═════ Source material ═════

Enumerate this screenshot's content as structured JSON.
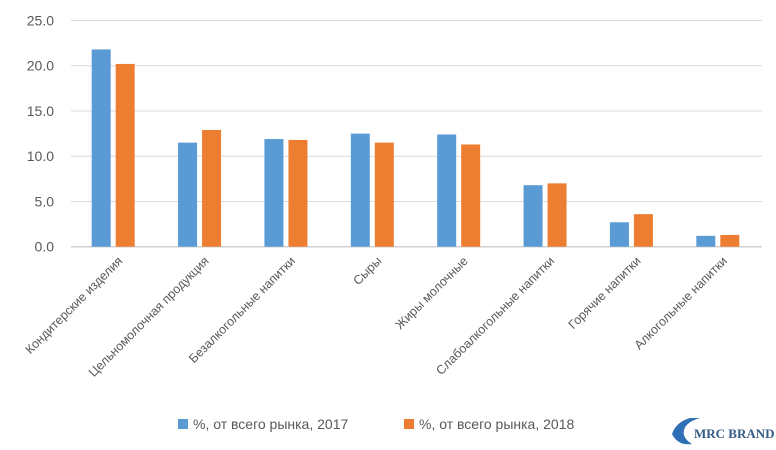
{
  "chart_data": {
    "type": "bar",
    "title": "",
    "xlabel": "",
    "ylabel": "",
    "ylim": [
      0,
      25
    ],
    "yticks": [
      "0.0",
      "5.0",
      "10.0",
      "15.0",
      "20.0",
      "25.0"
    ],
    "grid": true,
    "legend_position": "bottom",
    "categories": [
      "Кондитерские изделия",
      "Цельномолочная продукция",
      "Безалкогольные напитки",
      "Сыры",
      "Жиры молочные",
      "Слабоалкогольные напитки",
      "Горячие напитки",
      "Алкогольные напитки"
    ],
    "series": [
      {
        "name": "%, от всего рынка, 2017",
        "color": "#5B9BD5",
        "values": [
          21.8,
          11.5,
          11.9,
          12.5,
          12.4,
          6.8,
          2.7,
          1.2
        ]
      },
      {
        "name": "%, от всего рынка, 2018",
        "color": "#ED7D31",
        "values": [
          20.2,
          12.9,
          11.8,
          11.5,
          11.3,
          7.0,
          3.6,
          1.3
        ]
      }
    ]
  },
  "logo": {
    "text": "MRC BRAND"
  }
}
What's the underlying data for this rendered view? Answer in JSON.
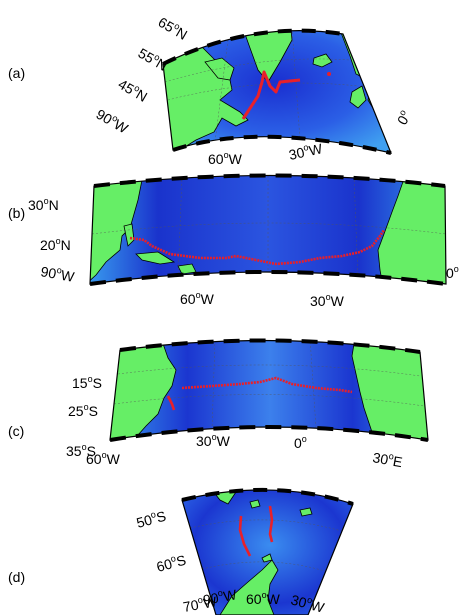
{
  "figure": {
    "panels": [
      {
        "label": "(a)",
        "lat_labels": [
          {
            "deg": "65",
            "hemi": "N"
          },
          {
            "deg": "55",
            "hemi": "N"
          },
          {
            "deg": "45",
            "hemi": "N"
          }
        ],
        "lon_labels": [
          {
            "deg": "90",
            "hemi": "W"
          },
          {
            "deg": "60",
            "hemi": "W"
          },
          {
            "deg": "30",
            "hemi": "W"
          },
          {
            "deg": "0",
            "hemi": ""
          }
        ]
      },
      {
        "label": "(b)",
        "lat_labels": [
          {
            "deg": "30",
            "hemi": "N"
          },
          {
            "deg": "20",
            "hemi": "N"
          }
        ],
        "lon_labels": [
          {
            "deg": "90",
            "hemi": "W"
          },
          {
            "deg": "60",
            "hemi": "W"
          },
          {
            "deg": "30",
            "hemi": "W"
          },
          {
            "deg": "0",
            "hemi": ""
          }
        ]
      },
      {
        "label": "(c)",
        "lat_labels": [
          {
            "deg": "15",
            "hemi": "S"
          },
          {
            "deg": "25",
            "hemi": "S"
          },
          {
            "deg": "35",
            "hemi": "S"
          }
        ],
        "lon_labels": [
          {
            "deg": "60",
            "hemi": "W"
          },
          {
            "deg": "30",
            "hemi": "W"
          },
          {
            "deg": "0",
            "hemi": ""
          },
          {
            "deg": "30",
            "hemi": "E"
          }
        ]
      },
      {
        "label": "(d)",
        "lat_labels": [
          {
            "deg": "50",
            "hemi": "S"
          },
          {
            "deg": "60",
            "hemi": "S"
          }
        ],
        "lon_labels": [
          {
            "deg": "70",
            "hemi": "W"
          },
          {
            "deg": "90",
            "hemi": "W"
          },
          {
            "deg": "60",
            "hemi": "W"
          },
          {
            "deg": "30",
            "hemi": "W"
          }
        ]
      }
    ],
    "colors": {
      "land": "#66ee66",
      "ocean_deep": "#1020c8",
      "ocean_mid": "#2f6cf0",
      "ocean_shallow": "#4ab2f4",
      "track": "#e8202a"
    }
  }
}
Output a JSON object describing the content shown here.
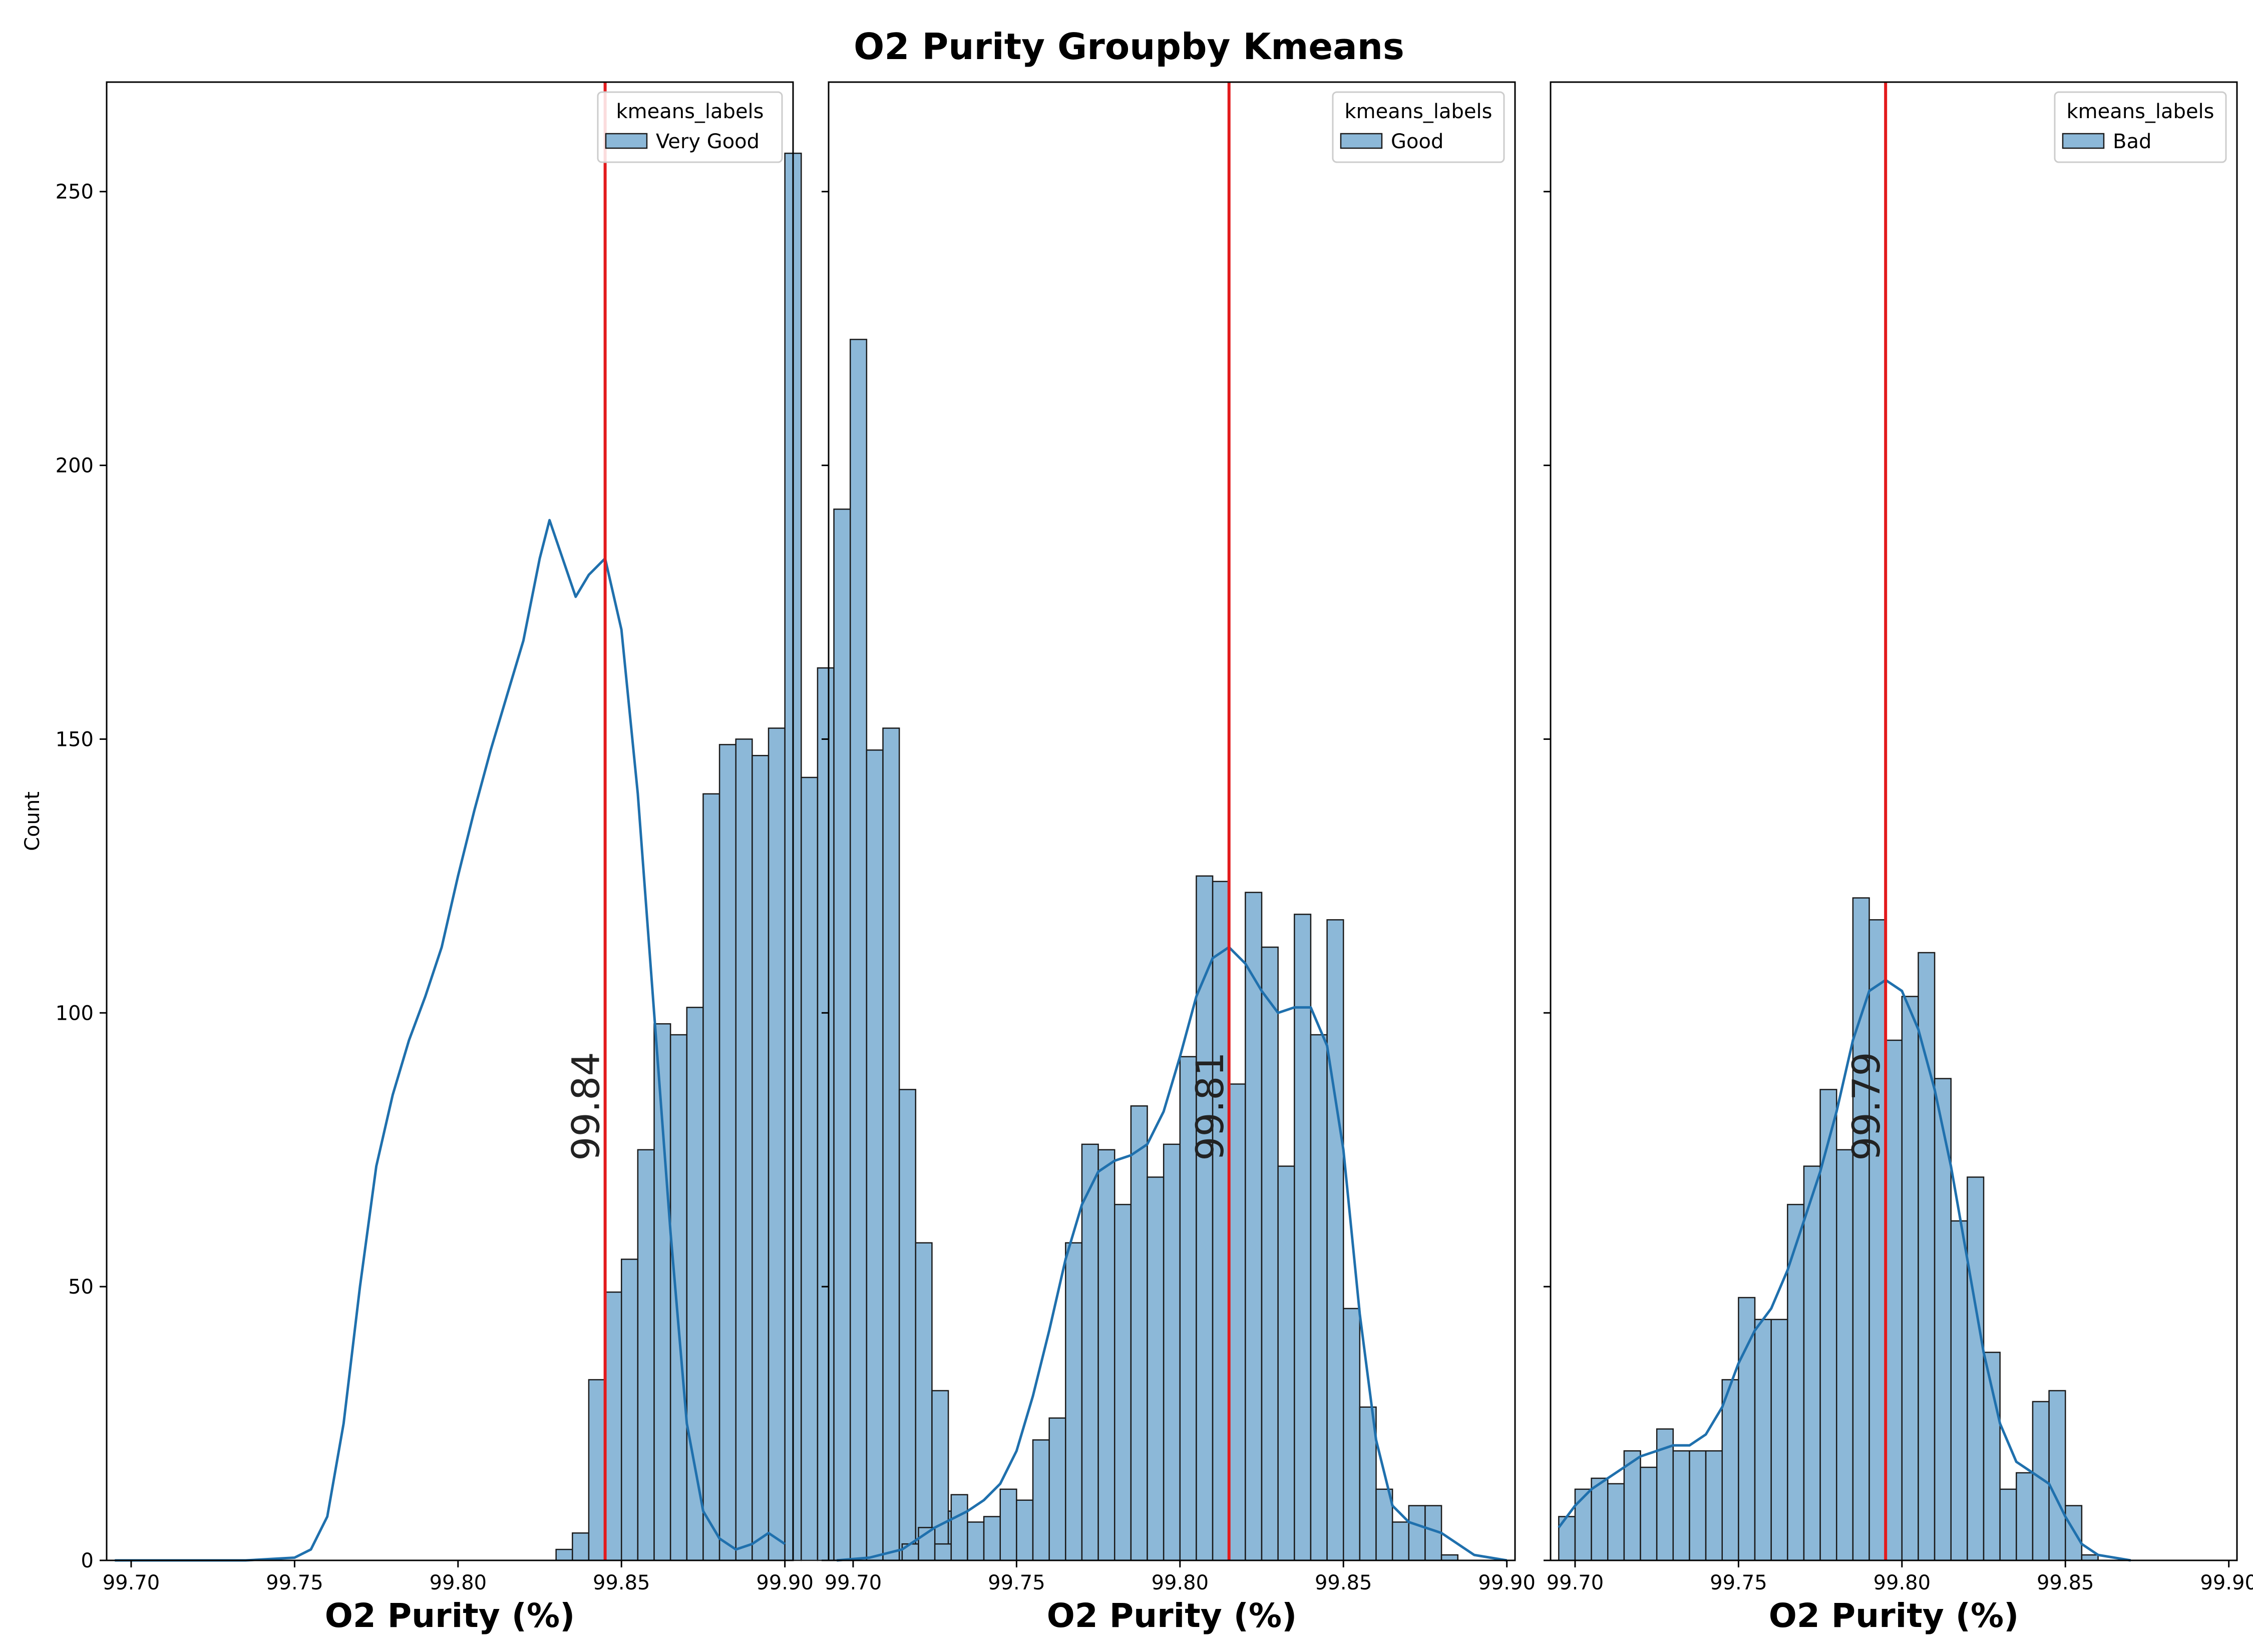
{
  "figure": {
    "title": "O2 Purity Groupby Kmeans"
  },
  "colors": {
    "bar_fill": "#8cb8d8",
    "bar_edge": "#1a1a1a",
    "kde": "#1f70ad",
    "mean_line": "#e31a1c",
    "axis": "#000000"
  },
  "chart_data": [
    {
      "type": "histogram",
      "xlabel": "O2 Purity (%)",
      "ylabel": "Count",
      "xlim": [
        99.6925,
        99.9025
      ],
      "ylim": [
        0,
        270
      ],
      "xticks": [
        99.7,
        99.75,
        99.8,
        99.85,
        99.9
      ],
      "xtick_labels": [
        "99.70",
        "99.75",
        "99.80",
        "99.85",
        "99.90"
      ],
      "yticks": [
        0,
        50,
        100,
        150,
        200,
        250
      ],
      "ytick_labels": [
        "0",
        "50",
        "100",
        "150",
        "200",
        "250"
      ],
      "legend": {
        "title": "kmeans_labels",
        "label": "Very Good",
        "position": "upper right"
      },
      "mean": 99.845,
      "mean_label": "99.84",
      "bin_start": 99.695,
      "bin_width": 0.005,
      "counts": [
        0,
        0,
        0,
        0,
        0,
        0,
        0,
        0,
        0,
        0,
        0,
        0,
        0,
        0,
        0,
        0,
        0,
        0,
        0,
        0,
        0,
        0,
        0,
        0,
        0,
        0,
        0,
        2,
        5,
        33,
        49,
        55,
        75,
        98,
        96,
        101,
        140,
        149,
        150,
        147,
        152,
        257,
        143,
        163,
        192,
        223,
        148,
        152,
        86,
        58,
        31,
        9,
        4,
        1,
        6,
        6
      ],
      "kde": [
        [
          99.695,
          0
        ],
        [
          99.735,
          0
        ],
        [
          99.75,
          0.5
        ],
        [
          99.755,
          2
        ],
        [
          99.76,
          8
        ],
        [
          99.765,
          25
        ],
        [
          99.77,
          50
        ],
        [
          99.775,
          72
        ],
        [
          99.78,
          85
        ],
        [
          99.785,
          95
        ],
        [
          99.79,
          103
        ],
        [
          99.795,
          112
        ],
        [
          99.8,
          125
        ],
        [
          99.805,
          137
        ],
        [
          99.81,
          148
        ],
        [
          99.815,
          158
        ],
        [
          99.82,
          168
        ],
        [
          99.825,
          183
        ],
        [
          99.828,
          190
        ],
        [
          99.832,
          183
        ],
        [
          99.836,
          176
        ],
        [
          99.84,
          180
        ],
        [
          99.845,
          183
        ],
        [
          99.85,
          170
        ],
        [
          99.855,
          140
        ],
        [
          99.86,
          100
        ],
        [
          99.865,
          60
        ],
        [
          99.87,
          25
        ],
        [
          99.875,
          9
        ],
        [
          99.88,
          4
        ],
        [
          99.885,
          2
        ],
        [
          99.89,
          3
        ],
        [
          99.895,
          5
        ],
        [
          99.9,
          3
        ]
      ]
    },
    {
      "type": "histogram",
      "xlabel": "O2 Purity (%)",
      "ylabel": "",
      "xlim": [
        99.6925,
        99.9025
      ],
      "ylim": [
        0,
        270
      ],
      "xticks": [
        99.7,
        99.75,
        99.8,
        99.85,
        99.9
      ],
      "xtick_labels": [
        "99.70",
        "99.75",
        "99.80",
        "99.85",
        "99.90"
      ],
      "yticks": [
        0,
        50,
        100,
        150,
        200,
        250
      ],
      "ytick_labels": [
        "",
        "",
        "",
        "",
        "",
        ""
      ],
      "legend": {
        "title": "kmeans_labels",
        "label": "Good",
        "position": "upper right"
      },
      "mean": 99.815,
      "mean_label": "99.81",
      "bin_start": 99.715,
      "bin_width": 0.005,
      "counts": [
        3,
        6,
        3,
        12,
        7,
        8,
        13,
        11,
        22,
        26,
        58,
        76,
        75,
        65,
        83,
        70,
        76,
        92,
        125,
        124,
        87,
        122,
        112,
        72,
        118,
        96,
        117,
        46,
        28,
        13,
        7,
        10,
        10,
        1
      ],
      "kde": [
        [
          99.695,
          0
        ],
        [
          99.705,
          0.5
        ],
        [
          99.715,
          2
        ],
        [
          99.72,
          4
        ],
        [
          99.725,
          6
        ],
        [
          99.73,
          7.5
        ],
        [
          99.735,
          9
        ],
        [
          99.74,
          11
        ],
        [
          99.745,
          14
        ],
        [
          99.75,
          20
        ],
        [
          99.755,
          30
        ],
        [
          99.76,
          42
        ],
        [
          99.765,
          55
        ],
        [
          99.77,
          65
        ],
        [
          99.775,
          71
        ],
        [
          99.78,
          73
        ],
        [
          99.785,
          74
        ],
        [
          99.79,
          76
        ],
        [
          99.795,
          82
        ],
        [
          99.8,
          92
        ],
        [
          99.805,
          103
        ],
        [
          99.81,
          110
        ],
        [
          99.815,
          112
        ],
        [
          99.82,
          109
        ],
        [
          99.825,
          104
        ],
        [
          99.83,
          100
        ],
        [
          99.835,
          101
        ],
        [
          99.84,
          101
        ],
        [
          99.845,
          94
        ],
        [
          99.85,
          75
        ],
        [
          99.855,
          45
        ],
        [
          99.86,
          22
        ],
        [
          99.865,
          10
        ],
        [
          99.87,
          7
        ],
        [
          99.875,
          6
        ],
        [
          99.88,
          5
        ],
        [
          99.885,
          3
        ],
        [
          99.89,
          1
        ],
        [
          99.9,
          0
        ]
      ]
    },
    {
      "type": "histogram",
      "xlabel": "O2 Purity (%)",
      "ylabel": "",
      "xlim": [
        99.6925,
        99.9025
      ],
      "ylim": [
        0,
        270
      ],
      "xticks": [
        99.7,
        99.75,
        99.8,
        99.85,
        99.9
      ],
      "xtick_labels": [
        "99.70",
        "99.75",
        "99.80",
        "99.85",
        "99.90"
      ],
      "yticks": [
        0,
        50,
        100,
        150,
        200,
        250
      ],
      "ytick_labels": [
        "",
        "",
        "",
        "",
        "",
        ""
      ],
      "legend": {
        "title": "kmeans_labels",
        "label": "Bad",
        "position": "upper right"
      },
      "mean": 99.795,
      "mean_label": "99.79",
      "bin_start": 99.695,
      "bin_width": 0.005,
      "counts": [
        8,
        13,
        15,
        14,
        20,
        17,
        24,
        20,
        20,
        20,
        33,
        48,
        44,
        44,
        65,
        72,
        86,
        75,
        121,
        117,
        95,
        103,
        111,
        88,
        62,
        70,
        38,
        13,
        16,
        29,
        31,
        10,
        1
      ],
      "kde": [
        [
          99.695,
          6
        ],
        [
          99.7,
          10
        ],
        [
          99.705,
          13
        ],
        [
          99.71,
          15
        ],
        [
          99.715,
          17
        ],
        [
          99.72,
          19
        ],
        [
          99.725,
          20
        ],
        [
          99.73,
          21
        ],
        [
          99.735,
          21
        ],
        [
          99.74,
          23
        ],
        [
          99.745,
          28
        ],
        [
          99.75,
          36
        ],
        [
          99.755,
          42
        ],
        [
          99.76,
          46
        ],
        [
          99.765,
          53
        ],
        [
          99.77,
          62
        ],
        [
          99.775,
          71
        ],
        [
          99.78,
          82
        ],
        [
          99.785,
          95
        ],
        [
          99.79,
          104
        ],
        [
          99.795,
          106
        ],
        [
          99.8,
          104
        ],
        [
          99.805,
          97
        ],
        [
          99.81,
          86
        ],
        [
          99.815,
          72
        ],
        [
          99.82,
          55
        ],
        [
          99.825,
          38
        ],
        [
          99.83,
          25
        ],
        [
          99.835,
          18
        ],
        [
          99.84,
          16
        ],
        [
          99.845,
          14
        ],
        [
          99.85,
          8
        ],
        [
          99.855,
          3
        ],
        [
          99.86,
          1
        ],
        [
          99.87,
          0
        ]
      ]
    }
  ]
}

═════

Set task
Copy out the lines in which the string "напитки" appears.

The solution
      "Безалкогольные напитки",
      "Слабоалкогольные напитки",
      "Горячие напитки",
      "Алкогольные напитки"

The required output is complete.